• **Assignment 1**
Copy the passage of the Oncotype DX article starting at "A cost-effectiveness analysis" and ending at "had breast-conserving surgery.", keeping its original wording.
• **Assignment 2**
According to the Oncotype DX article, for women with which form of breast cancer was the test originally developed?
• **Assignment 3**
Continue the Oncotype DX article from the point where it stops.

━━━━━ Selected extract ━━━━━

Oncotype DX May Not Be Economical for Decisions on Adjuvant Radiation

A cost-effectiveness analysis has found that Oncotype DX may not be economical to make clinical decisions on adjuvant radiation treatment in patients with DCIS.

A part of precision medicine involves using diagnostic tests to guide treatment decisions. Oncology, in particular, is inundated with diagnostic tests; but how valuable are these tests in developing a treatment path, especially considering the complexity of not just tumor types, but also tumor subtypes? Along those lines, a new study in the Journal of Clinical Oncology has concluded that the 21-gene recurrence score test, Oncotype DX, is not cost-effective when choosing to include adjuvant radiation therapy in women with ductal carcinoma in situ (DCIS) who have had breast-conserving surgery.

Oncotype DX, developed for women with early-stage invasive breast cancer, provides a recurrence score based on gene expression in the patient’s breast tumor tissue following surgery. According to the company website, the genes included on the diagnostic have a 2-pronged purpose: to predict disease recurrence and the patient’s response to chemotherapy. For women with the non-invasive form of the disease, ie, DCIS, the test can also predict an ipsilateral (local) recurrence event. Following surgery, women diagnosed with DCIS are usually recommended hormonal therapy or radiation to lower the risk of recurrence or invasive disease. However, guidelines are conflicting on whether women at a ‘low risk’ of recurrence need radiation at all.

━━━━━ Data to examine ━━━━━

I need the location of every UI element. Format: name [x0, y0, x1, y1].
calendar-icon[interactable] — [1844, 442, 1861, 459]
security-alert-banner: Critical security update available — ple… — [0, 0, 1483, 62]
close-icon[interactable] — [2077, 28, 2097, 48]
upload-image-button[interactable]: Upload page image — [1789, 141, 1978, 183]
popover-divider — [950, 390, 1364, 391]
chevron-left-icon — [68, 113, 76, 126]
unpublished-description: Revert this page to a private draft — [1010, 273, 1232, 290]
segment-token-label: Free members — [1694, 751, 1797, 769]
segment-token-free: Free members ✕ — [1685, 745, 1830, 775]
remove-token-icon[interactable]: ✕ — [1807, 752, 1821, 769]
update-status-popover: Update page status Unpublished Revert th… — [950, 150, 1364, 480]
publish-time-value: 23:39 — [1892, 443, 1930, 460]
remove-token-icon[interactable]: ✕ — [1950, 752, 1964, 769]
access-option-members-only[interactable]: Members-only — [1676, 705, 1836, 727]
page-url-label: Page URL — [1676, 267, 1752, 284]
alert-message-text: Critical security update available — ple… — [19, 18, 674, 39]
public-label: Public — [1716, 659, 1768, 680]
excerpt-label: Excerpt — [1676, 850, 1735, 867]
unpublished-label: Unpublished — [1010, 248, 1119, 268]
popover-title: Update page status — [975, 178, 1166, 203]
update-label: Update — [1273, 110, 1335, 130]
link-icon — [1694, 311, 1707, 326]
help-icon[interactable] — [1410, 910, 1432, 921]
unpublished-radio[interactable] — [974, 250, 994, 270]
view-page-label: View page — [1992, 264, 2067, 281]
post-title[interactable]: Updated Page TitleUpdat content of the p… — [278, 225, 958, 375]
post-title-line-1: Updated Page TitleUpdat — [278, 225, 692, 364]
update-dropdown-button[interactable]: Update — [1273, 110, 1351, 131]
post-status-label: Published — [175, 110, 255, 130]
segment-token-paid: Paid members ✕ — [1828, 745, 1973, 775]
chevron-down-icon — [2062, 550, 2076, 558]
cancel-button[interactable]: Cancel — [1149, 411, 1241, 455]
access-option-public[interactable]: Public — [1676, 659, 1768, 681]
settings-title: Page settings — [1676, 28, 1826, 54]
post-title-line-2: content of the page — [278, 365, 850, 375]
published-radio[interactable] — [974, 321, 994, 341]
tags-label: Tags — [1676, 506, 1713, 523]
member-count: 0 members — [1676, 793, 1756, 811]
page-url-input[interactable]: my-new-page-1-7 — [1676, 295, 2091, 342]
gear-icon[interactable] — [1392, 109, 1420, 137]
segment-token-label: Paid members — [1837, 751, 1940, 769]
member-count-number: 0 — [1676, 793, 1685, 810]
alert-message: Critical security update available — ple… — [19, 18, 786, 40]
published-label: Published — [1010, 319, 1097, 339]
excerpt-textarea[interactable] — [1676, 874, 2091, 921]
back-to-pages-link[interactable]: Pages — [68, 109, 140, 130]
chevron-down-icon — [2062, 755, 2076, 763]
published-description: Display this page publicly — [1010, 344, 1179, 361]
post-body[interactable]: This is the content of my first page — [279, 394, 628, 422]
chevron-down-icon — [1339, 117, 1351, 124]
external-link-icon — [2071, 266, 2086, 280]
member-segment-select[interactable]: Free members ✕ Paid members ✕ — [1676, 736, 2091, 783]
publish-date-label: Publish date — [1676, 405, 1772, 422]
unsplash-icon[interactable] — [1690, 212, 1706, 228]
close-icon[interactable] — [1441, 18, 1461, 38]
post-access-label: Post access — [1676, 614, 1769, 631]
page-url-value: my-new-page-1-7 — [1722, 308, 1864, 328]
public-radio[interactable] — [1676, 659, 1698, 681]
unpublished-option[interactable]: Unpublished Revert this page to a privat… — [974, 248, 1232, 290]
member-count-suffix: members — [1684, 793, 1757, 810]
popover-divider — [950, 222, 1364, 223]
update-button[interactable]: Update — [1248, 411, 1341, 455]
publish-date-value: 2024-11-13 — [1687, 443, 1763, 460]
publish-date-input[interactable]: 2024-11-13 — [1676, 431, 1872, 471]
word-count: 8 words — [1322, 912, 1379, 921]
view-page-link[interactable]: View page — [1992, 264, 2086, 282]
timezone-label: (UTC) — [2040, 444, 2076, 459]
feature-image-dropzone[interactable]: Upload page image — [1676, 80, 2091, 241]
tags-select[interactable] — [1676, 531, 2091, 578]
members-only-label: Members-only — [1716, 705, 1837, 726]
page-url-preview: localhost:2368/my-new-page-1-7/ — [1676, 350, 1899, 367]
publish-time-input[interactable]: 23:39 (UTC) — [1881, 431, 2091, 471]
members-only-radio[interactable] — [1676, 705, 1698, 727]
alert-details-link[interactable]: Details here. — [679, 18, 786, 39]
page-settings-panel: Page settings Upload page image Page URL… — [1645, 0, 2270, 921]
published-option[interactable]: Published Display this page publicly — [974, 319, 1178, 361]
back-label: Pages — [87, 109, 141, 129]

━━━━━

• **Response box 1**
A cost-effectiveness analysis has found that Oncotype DX may not be economical to make clinical decisions on adjuvant radiation treatment in patients with DCIS.

A part of precision medicine involves using diagnostic tests to guide treatment decisions. Oncology, in particular, is inundated with diagnostic tests; but how valuable are these tests in developing a treatment path, especially considering the complexity of not just tumor types, but also tumor subtypes? Along those lines, a new study in the Journal of Clinical Oncology has concluded that the 21-gene recurrence score test, Oncotype DX, is not cost-effective when choosing to include adjuvant radiation therapy in women with ductal carcinoma in situ (DCIS) who have had breast-conserving surgery.

• **Response box 2**
Early-stage invasive breast cancer.

• **Response box 3**
In the current study, the authors evaluated the cost-effectiveness of the following strategies for 60-year old women who were divided into 2-cohorts (cohort 1: low/intermediate-grade DCIS, with tumors less than or equal to 2.5 cm; cohort 2: high-grade DCIS with tumors less than or equal to 1 cm):

  • No testing, no radiation
  • No testing, radiation only for cohort 2
  • No radiation for low-grade DCIS, test intermediate- and high-grade DCIS and radiation for intermediate- or high-risk scores
  • Test all, but radiation only for intermediate- or high-risk scores
  • No testing, radiation for all

Using the standard willingness-to-pay threshold of $100,000 per quality-adjusted-life-year, the authors developed a Markov model using cost and utilities data from literature and Medicare claims. The outcome was to determine the number of women that would need to be irradiated to prevent 1 ipsilateral recurrence event.

The study found that none of the 5 strategies listed above would be cost-effective. Relative to the first strategy, 10.5, 9.1, 7.5, and 13.1 women would need to undergo radiation for strategies 2 to 5, respectively, to prevent 1 ipsilateral recurrence.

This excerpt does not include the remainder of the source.